Acórdão nº 273/14.1TBSCR.L1.S1 de Supremo Tribunal de Justiça, 27-04-2017
Data de Julgamento | 27 Abril 2017 |
Case Outcome | NÃO CONHECIDO O INCIDENTE. NEGADA A REVISTA QUANTO AO MAIS |
Classe processual | REVISTA |
Número Acordão | 273/14.1TBSCR.L1.S1 |
Órgão | Supremo Tribunal de Justiça |
I – Relatório
1. AA (A.) intentou, em 24/02/2014, ação de divórcio litigioso, sob a forma de processo especial, contra BB (R.), alegando, no essencial, que:
. A. e R. eram casados entre si com dois filhos em comum;
. Desde o início do casamento, o R. sempre demonstrou comportamento agressivo para com a A. e direcionado ao filho mais velho do casal;
. Não obstante os esforços da A. para ultrapassar a crise conjugal, na sequência de tal comportamento, ao longo do tempo, e da falta de resolução dos conflitos conjugais, desde setembro de 2013, A. e R. deixaram de fazer qualquer vida em comum, tendo aquela deixado a casa de morada de família, em 07/01/2014, não tendo qualquer propósito de restabelecer a vida em comum.
Pediu a A. que fosse decretado o divórcio entre A. e R., nos termos da alínea d) do artigo 1781.º do CC, com efeitos à data da cessação da coabitação, em 07/01/2014, nos termos dos artigos 1788.º e 1789.º, n.º 2, do CC. Requereu ainda a mesma A. que lhe fosse atribuída provisoriamente, em exclusivo, a utilização da casa de morada de família.
2. Realizada sem sucesso a tentativa de conciliação, o R. apresentou contestação, em que impugnou o alegado pela A., sustentando que não lhe era imputável qualquer conduta suscetível de constituir violação dos seus deveres conjugais nem se verificava a rutura da vida conjugal, concluindo pela improcedência da ação.
3. No tocante ao pedido de atribuição da casa de morada de família, o R., pugnando pela sua improcedência, alegou, em resumo, que:
. Foi a A. quem abandonou a casa de morada de família e passou a residir numa casa cedida pela sua irmã para o efeito, juntamente com os filhos;
. Por outro lado, o R. não tem outra casa para habitar nem condições para arrendá-la, uma vez que apenas beneficia de subsídio de desemprego, com termo em fevereiro de 2015, ao que acresce ser mecânico de profissão e o único espaço que tem para exercer tal atividade e garantir a sua subsistência é a garagem sita da casa de morada de familiar.
4. Realizada a audiência de discussão e julgamento, foram proferidas a final as decisões de fls. 114 a 128, datadas de 20/03/2015, a julgar:
a) – a ação procedente, decretando-se o divórcio entre A. e R. com efeitos à data do início da separação de facto, em 07/01/2014;
b) - improcedente o incidente para atribuição da casa de morada de família à A..
-----
> **Tarefas propostas**:
- 1) Reproduza do acórdão o trecho que começa em "3. No tocante" e termina em "morada de familiar.".
- 2) Organize em lista numerada somente as linhas da listagem que começam pela que contém "Give me the" e terminam na que contém "- move-down-button[interactable]: Move", com as duas incluídas e sem as linhas em branco.
O acórdão e a listagem são materiais independentes um do outro.
-----
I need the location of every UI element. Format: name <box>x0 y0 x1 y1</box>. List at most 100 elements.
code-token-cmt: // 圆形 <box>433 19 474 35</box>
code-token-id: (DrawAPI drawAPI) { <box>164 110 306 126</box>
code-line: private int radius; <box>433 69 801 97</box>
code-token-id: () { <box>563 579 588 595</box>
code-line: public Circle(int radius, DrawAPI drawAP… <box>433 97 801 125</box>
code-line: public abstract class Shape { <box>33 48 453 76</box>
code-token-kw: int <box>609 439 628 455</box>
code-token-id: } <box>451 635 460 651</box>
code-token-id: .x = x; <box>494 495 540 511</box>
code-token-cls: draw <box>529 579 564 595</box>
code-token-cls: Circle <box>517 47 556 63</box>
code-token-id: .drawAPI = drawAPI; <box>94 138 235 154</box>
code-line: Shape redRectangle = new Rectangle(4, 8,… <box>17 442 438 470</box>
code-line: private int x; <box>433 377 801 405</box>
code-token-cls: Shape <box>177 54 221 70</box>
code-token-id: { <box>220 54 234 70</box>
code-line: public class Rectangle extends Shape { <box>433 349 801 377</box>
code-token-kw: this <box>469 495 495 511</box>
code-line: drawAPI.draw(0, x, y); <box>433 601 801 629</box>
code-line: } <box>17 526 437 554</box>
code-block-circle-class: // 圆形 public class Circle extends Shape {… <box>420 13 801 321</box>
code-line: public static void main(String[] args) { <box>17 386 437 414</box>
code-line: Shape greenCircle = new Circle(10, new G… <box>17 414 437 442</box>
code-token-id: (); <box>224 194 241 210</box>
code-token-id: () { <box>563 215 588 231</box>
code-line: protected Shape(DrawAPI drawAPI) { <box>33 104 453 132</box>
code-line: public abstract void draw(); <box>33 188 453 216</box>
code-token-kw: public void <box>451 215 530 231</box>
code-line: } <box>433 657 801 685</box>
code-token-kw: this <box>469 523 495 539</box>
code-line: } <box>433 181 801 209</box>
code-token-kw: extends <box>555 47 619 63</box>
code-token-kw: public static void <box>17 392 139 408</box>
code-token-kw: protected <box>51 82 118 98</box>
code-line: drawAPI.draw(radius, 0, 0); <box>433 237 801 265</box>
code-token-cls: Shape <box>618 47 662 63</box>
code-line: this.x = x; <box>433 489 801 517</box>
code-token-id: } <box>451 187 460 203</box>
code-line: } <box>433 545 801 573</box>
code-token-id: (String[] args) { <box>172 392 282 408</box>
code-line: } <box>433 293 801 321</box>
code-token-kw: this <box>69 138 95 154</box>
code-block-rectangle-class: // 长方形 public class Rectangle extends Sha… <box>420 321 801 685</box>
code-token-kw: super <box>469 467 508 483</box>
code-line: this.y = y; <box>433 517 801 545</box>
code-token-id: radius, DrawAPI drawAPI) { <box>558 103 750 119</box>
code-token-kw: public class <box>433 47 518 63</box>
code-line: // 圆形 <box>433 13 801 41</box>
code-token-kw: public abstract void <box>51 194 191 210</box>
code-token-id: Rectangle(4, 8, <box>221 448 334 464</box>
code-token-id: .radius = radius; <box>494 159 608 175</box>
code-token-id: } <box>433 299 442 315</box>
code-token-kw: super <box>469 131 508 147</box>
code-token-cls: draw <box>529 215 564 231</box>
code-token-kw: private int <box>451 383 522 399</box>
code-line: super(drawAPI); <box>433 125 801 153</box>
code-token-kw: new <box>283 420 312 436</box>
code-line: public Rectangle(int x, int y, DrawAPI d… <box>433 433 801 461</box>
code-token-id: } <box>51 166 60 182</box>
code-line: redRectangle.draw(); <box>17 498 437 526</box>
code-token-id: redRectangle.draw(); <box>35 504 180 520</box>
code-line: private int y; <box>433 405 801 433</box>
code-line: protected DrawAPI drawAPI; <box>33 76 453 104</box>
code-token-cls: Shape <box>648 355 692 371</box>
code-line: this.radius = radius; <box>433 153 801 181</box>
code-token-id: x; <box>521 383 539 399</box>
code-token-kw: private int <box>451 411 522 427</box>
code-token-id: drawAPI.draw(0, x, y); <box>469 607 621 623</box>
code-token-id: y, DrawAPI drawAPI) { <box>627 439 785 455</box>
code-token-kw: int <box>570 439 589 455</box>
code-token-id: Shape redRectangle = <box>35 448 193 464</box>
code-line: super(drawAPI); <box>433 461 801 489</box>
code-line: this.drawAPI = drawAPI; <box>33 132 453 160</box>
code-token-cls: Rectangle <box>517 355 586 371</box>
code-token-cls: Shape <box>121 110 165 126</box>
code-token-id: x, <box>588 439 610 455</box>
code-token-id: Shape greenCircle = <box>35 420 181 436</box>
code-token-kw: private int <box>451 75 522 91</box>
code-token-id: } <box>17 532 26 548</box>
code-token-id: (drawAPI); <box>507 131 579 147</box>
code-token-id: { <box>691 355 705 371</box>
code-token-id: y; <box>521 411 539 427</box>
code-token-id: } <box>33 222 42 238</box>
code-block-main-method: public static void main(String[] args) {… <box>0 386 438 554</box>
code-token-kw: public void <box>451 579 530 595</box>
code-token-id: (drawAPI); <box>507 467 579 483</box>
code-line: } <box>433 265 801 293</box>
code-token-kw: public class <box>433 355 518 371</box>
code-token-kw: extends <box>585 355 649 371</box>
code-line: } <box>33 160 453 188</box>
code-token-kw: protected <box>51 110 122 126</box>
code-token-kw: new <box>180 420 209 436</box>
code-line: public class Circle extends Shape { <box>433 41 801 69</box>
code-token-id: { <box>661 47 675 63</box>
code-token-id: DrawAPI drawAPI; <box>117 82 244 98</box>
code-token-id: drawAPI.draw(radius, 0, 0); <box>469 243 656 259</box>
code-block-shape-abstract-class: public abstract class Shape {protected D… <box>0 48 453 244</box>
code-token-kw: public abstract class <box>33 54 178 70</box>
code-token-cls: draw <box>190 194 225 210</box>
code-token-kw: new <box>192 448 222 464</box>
-----
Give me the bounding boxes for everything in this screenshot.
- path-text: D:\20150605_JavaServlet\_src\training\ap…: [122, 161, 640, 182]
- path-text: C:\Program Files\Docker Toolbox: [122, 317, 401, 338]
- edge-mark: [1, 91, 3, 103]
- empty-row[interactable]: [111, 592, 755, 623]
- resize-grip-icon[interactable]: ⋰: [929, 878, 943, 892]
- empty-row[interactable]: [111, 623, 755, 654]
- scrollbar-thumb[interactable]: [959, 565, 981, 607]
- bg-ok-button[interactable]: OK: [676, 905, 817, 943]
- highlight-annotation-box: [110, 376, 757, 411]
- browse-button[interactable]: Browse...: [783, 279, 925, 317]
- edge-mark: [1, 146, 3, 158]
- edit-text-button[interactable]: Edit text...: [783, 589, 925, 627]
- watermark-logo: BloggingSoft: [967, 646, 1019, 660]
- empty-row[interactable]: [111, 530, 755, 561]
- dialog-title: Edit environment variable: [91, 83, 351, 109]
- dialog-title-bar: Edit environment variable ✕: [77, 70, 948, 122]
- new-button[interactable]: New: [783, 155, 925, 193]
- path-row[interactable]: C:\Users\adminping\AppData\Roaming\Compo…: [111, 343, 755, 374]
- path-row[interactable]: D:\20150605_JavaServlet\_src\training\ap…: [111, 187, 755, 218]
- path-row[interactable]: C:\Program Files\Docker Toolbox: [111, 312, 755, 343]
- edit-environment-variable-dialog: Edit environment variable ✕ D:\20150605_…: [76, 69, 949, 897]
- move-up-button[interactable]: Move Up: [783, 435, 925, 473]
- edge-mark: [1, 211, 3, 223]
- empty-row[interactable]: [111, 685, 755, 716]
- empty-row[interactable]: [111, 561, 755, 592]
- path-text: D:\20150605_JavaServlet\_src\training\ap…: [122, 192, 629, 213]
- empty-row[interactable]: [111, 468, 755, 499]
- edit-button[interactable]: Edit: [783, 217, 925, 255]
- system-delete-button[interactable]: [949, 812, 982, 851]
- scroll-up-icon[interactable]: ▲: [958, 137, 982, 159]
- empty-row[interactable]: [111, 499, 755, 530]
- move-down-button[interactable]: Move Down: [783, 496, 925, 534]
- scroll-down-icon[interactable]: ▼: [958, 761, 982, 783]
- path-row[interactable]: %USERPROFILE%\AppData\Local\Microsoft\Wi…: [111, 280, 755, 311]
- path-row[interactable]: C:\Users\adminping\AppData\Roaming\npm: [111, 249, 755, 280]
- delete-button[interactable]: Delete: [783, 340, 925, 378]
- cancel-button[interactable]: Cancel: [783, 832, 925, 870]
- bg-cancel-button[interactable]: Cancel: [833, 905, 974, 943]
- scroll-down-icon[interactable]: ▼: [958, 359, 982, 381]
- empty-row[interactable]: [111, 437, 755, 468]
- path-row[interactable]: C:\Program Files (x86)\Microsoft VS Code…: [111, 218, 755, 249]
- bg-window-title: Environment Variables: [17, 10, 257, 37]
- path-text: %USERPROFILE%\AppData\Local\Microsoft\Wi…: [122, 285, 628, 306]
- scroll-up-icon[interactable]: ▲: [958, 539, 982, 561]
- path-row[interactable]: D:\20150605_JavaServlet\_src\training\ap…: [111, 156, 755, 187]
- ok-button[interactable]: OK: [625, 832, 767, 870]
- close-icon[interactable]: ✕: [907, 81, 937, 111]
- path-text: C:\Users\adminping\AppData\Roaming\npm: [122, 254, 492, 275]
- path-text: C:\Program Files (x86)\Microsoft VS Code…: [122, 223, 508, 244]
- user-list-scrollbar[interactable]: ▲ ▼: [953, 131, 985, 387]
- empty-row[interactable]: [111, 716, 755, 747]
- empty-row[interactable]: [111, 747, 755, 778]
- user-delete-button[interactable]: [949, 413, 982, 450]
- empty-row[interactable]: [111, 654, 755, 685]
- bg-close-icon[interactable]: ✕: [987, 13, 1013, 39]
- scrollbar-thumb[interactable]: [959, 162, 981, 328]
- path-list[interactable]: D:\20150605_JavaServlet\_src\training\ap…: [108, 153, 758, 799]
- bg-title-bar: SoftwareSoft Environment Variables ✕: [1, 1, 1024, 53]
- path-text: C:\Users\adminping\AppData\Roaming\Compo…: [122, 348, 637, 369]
-----
> **Soluções completas**:
- 1)
3. No tocante ao pedido de atribuição da casa de morada de família, o R., pugnando pela sua improcedência, alegou, em resumo, que:
. Foi a A. quem abandonou a casa de morada de família e passou a residir numa casa cedida pela sua irmã para o efeito, juntamente com os filhos;
. Por outro lado, o R. não tem outra casa para habitar nem condições para arrendá-la, uma vez que apenas beneficia de subsídio de desemprego, com termo em fevereiro de 2015, ao que acresce ser mecânico de profissão e o único espaço que tem para exercer tal atividade e garantir a sua subsistência é a garagem sita da casa de morada de familiar.

- 2)
1. Give me the bounding boxes for everything in this screenshot.
2. - path-text: D:\20150605_JavaServlet\_src\training\ap…: [122, 161, 640, 182]
3. - path-text: C:\Program Files\Docker Toolbox: [122, 317, 401, 338]
4. - edge-mark: [1, 91, 3, 103]
5. - empty-row[interactable]: [111, 592, 755, 623]
6. - resize-grip-icon[interactable]: ⋰: [929, 878, 943, 892]
7. - empty-row[interactable]: [111, 623, 755, 654]
8. - scrollbar-thumb[interactable]: [959, 565, 981, 607]
9. - bg-ok-button[interactable]: OK: [676, 905, 817, 943]
10. - highlight-annotation-box: [110, 376, 757, 411]
11. - browse-button[interactable]: Browse...: [783, 279, 925, 317]
12. - edge-mark: [1, 146, 3, 158]
13. - edit-text-button[interactable]: Edit text...: [783, 589, 925, 627]
14. - watermark-logo: BloggingSoft: [967, 646, 1019, 660]
15. - empty-row[interactable]: [111, 530, 755, 561]
16. - dialog-title: Edit environment variable: [91, 83, 351, 109]
17. - dialog-title-bar: Edit environment variable ✕: [77, 70, 948, 122]
18. - new-button[interactable]: New: [783, 155, 925, 193]
19. - path-row[interactable]: C:\Users\adminping\AppData\Roaming\Compo…: [111, 343, 755, 374]
20. - path-row[interactable]: D:\20150605_JavaServlet\_src\training\ap…: [111, 187, 755, 218]
21. - path-row[interactable]: C:\Program Files\Docker Toolbox: [111, 312, 755, 343]
22. - edit-environment-variable-dialog: Edit environment variable ✕ D:\20150605_…: [76, 69, 949, 897]
23. - move-up-button[interactable]: Move Up: [783, 435, 925, 473]
24. - edge-mark: [1, 211, 3, 223]
25. - empty-row[interactable]: [111, 685, 755, 716]
26. - empty-row[interactable]: [111, 561, 755, 592]
27. - path-text: D:\20150605_JavaServlet\_src\training\ap…: [122, 192, 629, 213]
28. - empty-row[interactable]: [111, 468, 755, 499]
29. - edit-button[interactable]: Edit: [783, 217, 925, 255]
30. - system-delete-button[interactable]: [949, 812, 982, 851]
31. - scroll-up-icon[interactable]: ▲: [958, 137, 982, 159]
32. - empty-row[interactable]: [111, 499, 755, 530]
33. - move-down-button[interactable]: Move Down: [783, 496, 925, 534]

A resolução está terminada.